* _Records supplied_
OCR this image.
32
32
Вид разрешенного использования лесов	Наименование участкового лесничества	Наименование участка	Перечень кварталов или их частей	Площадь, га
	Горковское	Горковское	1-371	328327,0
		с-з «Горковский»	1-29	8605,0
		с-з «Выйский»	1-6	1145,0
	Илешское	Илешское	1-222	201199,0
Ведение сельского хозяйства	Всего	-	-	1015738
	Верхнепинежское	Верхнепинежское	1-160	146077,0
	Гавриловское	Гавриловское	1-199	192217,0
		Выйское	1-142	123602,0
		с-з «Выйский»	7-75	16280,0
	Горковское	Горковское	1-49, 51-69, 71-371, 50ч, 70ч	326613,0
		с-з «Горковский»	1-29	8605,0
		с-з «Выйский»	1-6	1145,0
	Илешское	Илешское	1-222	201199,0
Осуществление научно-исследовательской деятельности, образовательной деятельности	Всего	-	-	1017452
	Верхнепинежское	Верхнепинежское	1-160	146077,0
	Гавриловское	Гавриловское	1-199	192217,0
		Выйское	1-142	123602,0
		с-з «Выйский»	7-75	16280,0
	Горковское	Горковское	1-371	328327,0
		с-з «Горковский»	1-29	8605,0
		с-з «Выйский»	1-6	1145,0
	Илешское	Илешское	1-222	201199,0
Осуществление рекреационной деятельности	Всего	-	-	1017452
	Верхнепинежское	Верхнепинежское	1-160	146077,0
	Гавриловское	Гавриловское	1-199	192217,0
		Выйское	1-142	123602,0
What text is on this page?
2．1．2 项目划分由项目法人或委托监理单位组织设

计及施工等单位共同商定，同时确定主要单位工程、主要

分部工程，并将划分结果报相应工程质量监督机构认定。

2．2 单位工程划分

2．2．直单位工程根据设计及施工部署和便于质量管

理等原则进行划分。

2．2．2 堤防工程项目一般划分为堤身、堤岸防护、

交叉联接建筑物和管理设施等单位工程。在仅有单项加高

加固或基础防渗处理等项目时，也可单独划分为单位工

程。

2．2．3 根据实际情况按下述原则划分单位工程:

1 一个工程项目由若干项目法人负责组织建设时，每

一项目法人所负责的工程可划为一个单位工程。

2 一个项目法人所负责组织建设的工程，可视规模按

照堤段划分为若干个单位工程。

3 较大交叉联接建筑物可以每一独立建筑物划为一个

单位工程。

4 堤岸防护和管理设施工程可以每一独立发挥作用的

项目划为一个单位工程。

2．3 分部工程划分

---

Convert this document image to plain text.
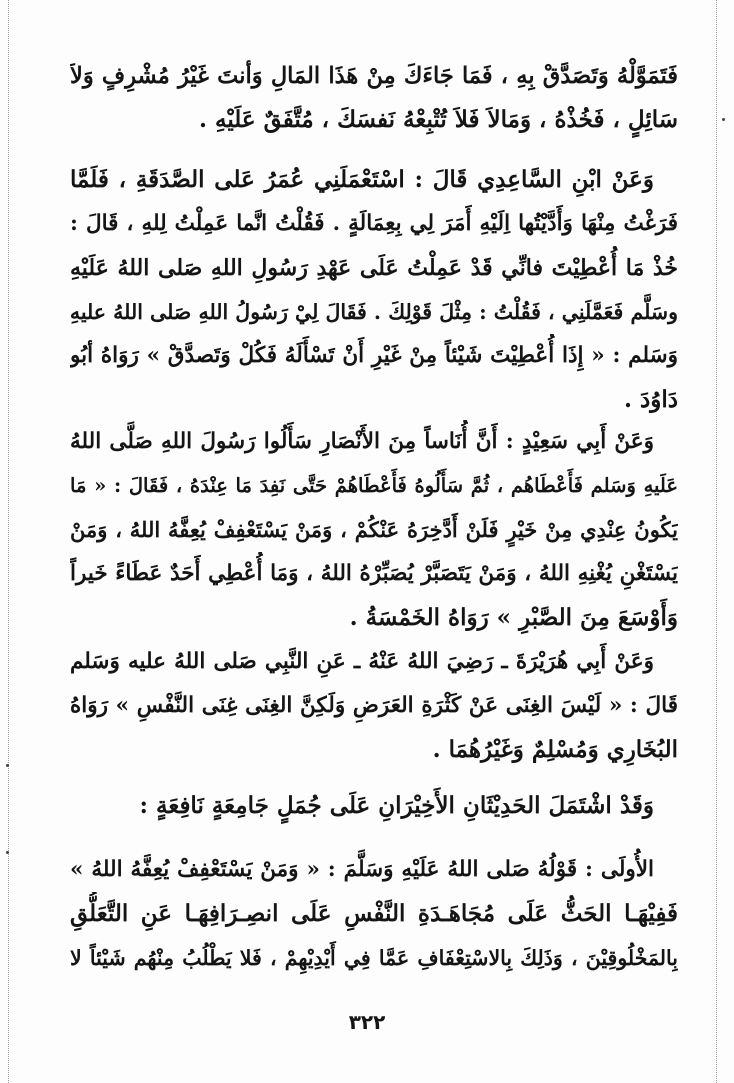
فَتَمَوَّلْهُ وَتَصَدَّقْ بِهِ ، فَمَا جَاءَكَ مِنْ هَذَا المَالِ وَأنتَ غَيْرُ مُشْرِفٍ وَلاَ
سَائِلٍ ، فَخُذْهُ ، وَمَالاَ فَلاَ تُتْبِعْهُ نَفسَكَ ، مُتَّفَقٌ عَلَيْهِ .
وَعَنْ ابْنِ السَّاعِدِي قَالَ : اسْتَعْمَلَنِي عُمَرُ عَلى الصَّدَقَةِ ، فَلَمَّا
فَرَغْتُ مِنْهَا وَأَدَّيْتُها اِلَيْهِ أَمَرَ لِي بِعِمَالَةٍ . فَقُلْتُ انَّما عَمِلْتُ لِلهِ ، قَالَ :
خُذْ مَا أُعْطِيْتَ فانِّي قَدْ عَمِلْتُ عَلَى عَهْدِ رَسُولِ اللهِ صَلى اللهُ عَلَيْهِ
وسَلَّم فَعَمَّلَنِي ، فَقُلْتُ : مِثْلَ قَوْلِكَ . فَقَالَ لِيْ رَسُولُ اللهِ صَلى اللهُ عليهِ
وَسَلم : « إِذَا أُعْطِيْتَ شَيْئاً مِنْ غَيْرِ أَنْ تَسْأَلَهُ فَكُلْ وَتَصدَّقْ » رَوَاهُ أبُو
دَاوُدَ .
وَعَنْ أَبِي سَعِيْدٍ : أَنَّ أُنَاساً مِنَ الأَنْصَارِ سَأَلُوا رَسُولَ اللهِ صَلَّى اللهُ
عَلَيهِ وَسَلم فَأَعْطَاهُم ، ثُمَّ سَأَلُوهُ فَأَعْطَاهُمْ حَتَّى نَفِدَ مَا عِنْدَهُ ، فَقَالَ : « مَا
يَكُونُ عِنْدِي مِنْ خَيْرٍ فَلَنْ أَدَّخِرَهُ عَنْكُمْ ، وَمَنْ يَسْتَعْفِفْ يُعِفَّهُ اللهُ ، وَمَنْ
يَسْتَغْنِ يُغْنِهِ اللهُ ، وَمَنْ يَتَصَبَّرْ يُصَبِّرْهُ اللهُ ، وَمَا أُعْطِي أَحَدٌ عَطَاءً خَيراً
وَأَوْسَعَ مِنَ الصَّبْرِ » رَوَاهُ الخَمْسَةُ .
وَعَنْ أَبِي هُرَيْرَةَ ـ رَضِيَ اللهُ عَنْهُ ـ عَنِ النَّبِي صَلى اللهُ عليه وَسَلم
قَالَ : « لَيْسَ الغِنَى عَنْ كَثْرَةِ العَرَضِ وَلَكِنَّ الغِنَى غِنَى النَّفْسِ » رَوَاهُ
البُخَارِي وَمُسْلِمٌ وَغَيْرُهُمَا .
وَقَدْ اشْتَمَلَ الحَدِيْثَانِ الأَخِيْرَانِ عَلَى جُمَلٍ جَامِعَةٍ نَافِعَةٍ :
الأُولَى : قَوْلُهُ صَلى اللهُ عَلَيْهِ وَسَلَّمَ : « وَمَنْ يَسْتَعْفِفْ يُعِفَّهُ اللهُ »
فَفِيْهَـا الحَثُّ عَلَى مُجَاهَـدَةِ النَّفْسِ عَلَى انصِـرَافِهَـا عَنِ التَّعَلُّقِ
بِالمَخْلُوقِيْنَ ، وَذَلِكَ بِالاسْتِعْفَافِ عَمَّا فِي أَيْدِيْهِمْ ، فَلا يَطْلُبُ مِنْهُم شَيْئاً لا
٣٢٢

* _Required work_
Work through the records above line by line and count those that hold the string "деятельности". Give only the result.

* _Result of the task_
2